[START OF Entries provided]

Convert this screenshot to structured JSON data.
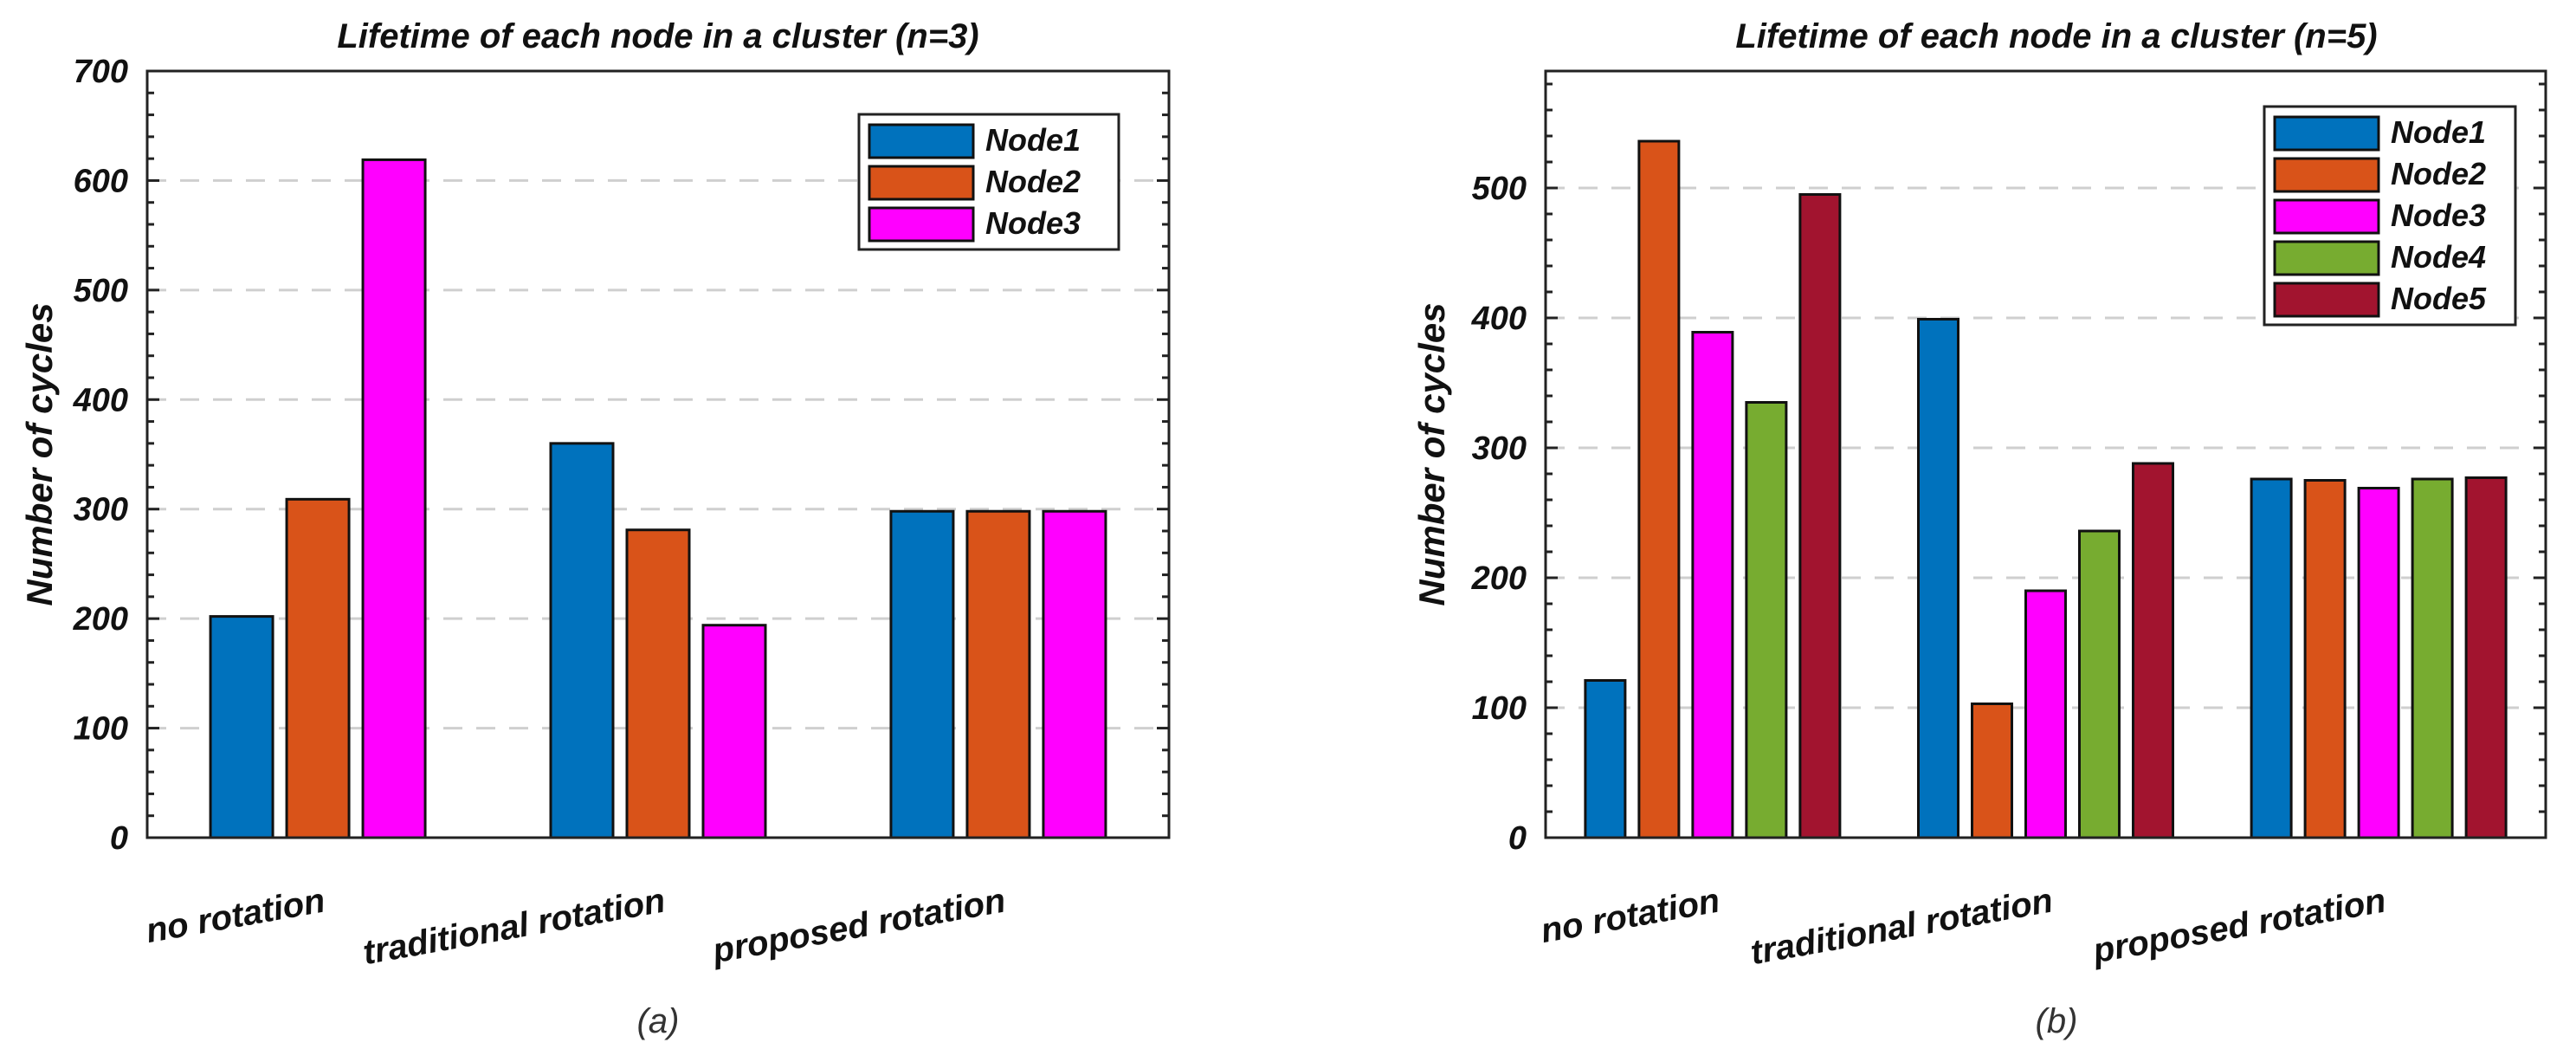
{
  "chart_data": [
    {
      "type": "bar",
      "title": "Lifetime of each node in a cluster (n=3)",
      "ylabel": "Number of cycles",
      "xlabel": "",
      "categories": [
        "no rotation",
        "traditional rotation",
        "proposed rotation"
      ],
      "ylim": [
        0,
        700
      ],
      "yticks": [
        0,
        100,
        200,
        300,
        400,
        500,
        600,
        700
      ],
      "grid": true,
      "legend_position": "top-right",
      "caption": "(a)",
      "series": [
        {
          "name": "Node1",
          "color": "#0072BD",
          "values": [
            202,
            360,
            298
          ]
        },
        {
          "name": "Node2",
          "color": "#D95319",
          "values": [
            309,
            281,
            298
          ]
        },
        {
          "name": "Node3",
          "color": "#FF00FF",
          "values": [
            619,
            194,
            298
          ]
        }
      ]
    },
    {
      "type": "bar",
      "title": "Lifetime of each node in a cluster (n=5)",
      "ylabel": "Number of cycles",
      "xlabel": "",
      "categories": [
        "no rotation",
        "traditional rotation",
        "proposed rotation"
      ],
      "ylim": [
        0,
        590
      ],
      "yticks": [
        0,
        100,
        200,
        300,
        400,
        500
      ],
      "grid": true,
      "legend_position": "top-right",
      "caption": "(b)",
      "series": [
        {
          "name": "Node1",
          "color": "#0072BD",
          "values": [
            121,
            399,
            276
          ]
        },
        {
          "name": "Node2",
          "color": "#D95319",
          "values": [
            536,
            103,
            275
          ]
        },
        {
          "name": "Node3",
          "color": "#FF00FF",
          "values": [
            389,
            190,
            269
          ]
        },
        {
          "name": "Node4",
          "color": "#77AC30",
          "values": [
            335,
            236,
            276
          ]
        },
        {
          "name": "Node5",
          "color": "#A2142F",
          "values": [
            495,
            288,
            277
          ]
        }
      ]
    }
  ]
}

[END OF Entries provided]

What to work on: Exclude the images, then output the data above word for word.

Full answer:
Convert this screenshot to structured JSON data.
{
  "chart_data": [
    {
      "type": "bar",
      "title": "Lifetime of each node in a cluster (n=3)",
      "ylabel": "Number of cycles",
      "xlabel": "",
      "categories": [
        "no rotation",
        "traditional rotation",
        "proposed rotation"
      ],
      "ylim": [
        0,
        700
      ],
      "yticks": [
        0,
        100,
        200,
        300,
        400,
        500,
        600,
        700
      ],
      "grid": true,
      "legend_position": "top-right",
      "caption": "(a)",
      "series": [
        {
          "name": "Node1",
          "color": "#0072BD",
          "values": [
            202,
            360,
            298
          ]
        },
        {
          "name": "Node2",
          "color": "#D95319",
          "values": [
            309,
            281,
            298
          ]
        },
        {
          "name": "Node3",
          "color": "#FF00FF",
          "values": [
            619,
            194,
            298
          ]
        }
      ]
    },
    {
      "type": "bar",
      "title": "Lifetime of each node in a cluster (n=5)",
      "ylabel": "Number of cycles",
      "xlabel": "",
      "categories": [
        "no rotation",
        "traditional rotation",
        "proposed rotation"
      ],
      "ylim": [
        0,
        590
      ],
      "yticks": [
        0,
        100,
        200,
        300,
        400,
        500
      ],
      "grid": true,
      "legend_position": "top-right",
      "caption": "(b)",
      "series": [
        {
          "name": "Node1",
          "color": "#0072BD",
          "values": [
            121,
            399,
            276
          ]
        },
        {
          "name": "Node2",
          "color": "#D95319",
          "values": [
            536,
            103,
            275
          ]
        },
        {
          "name": "Node3",
          "color": "#FF00FF",
          "values": [
            389,
            190,
            269
          ]
        },
        {
          "name": "Node4",
          "color": "#77AC30",
          "values": [
            335,
            236,
            276
          ]
        },
        {
          "name": "Node5",
          "color": "#A2142F",
          "values": [
            495,
            288,
            277
          ]
        }
      ]
    }
  ]
}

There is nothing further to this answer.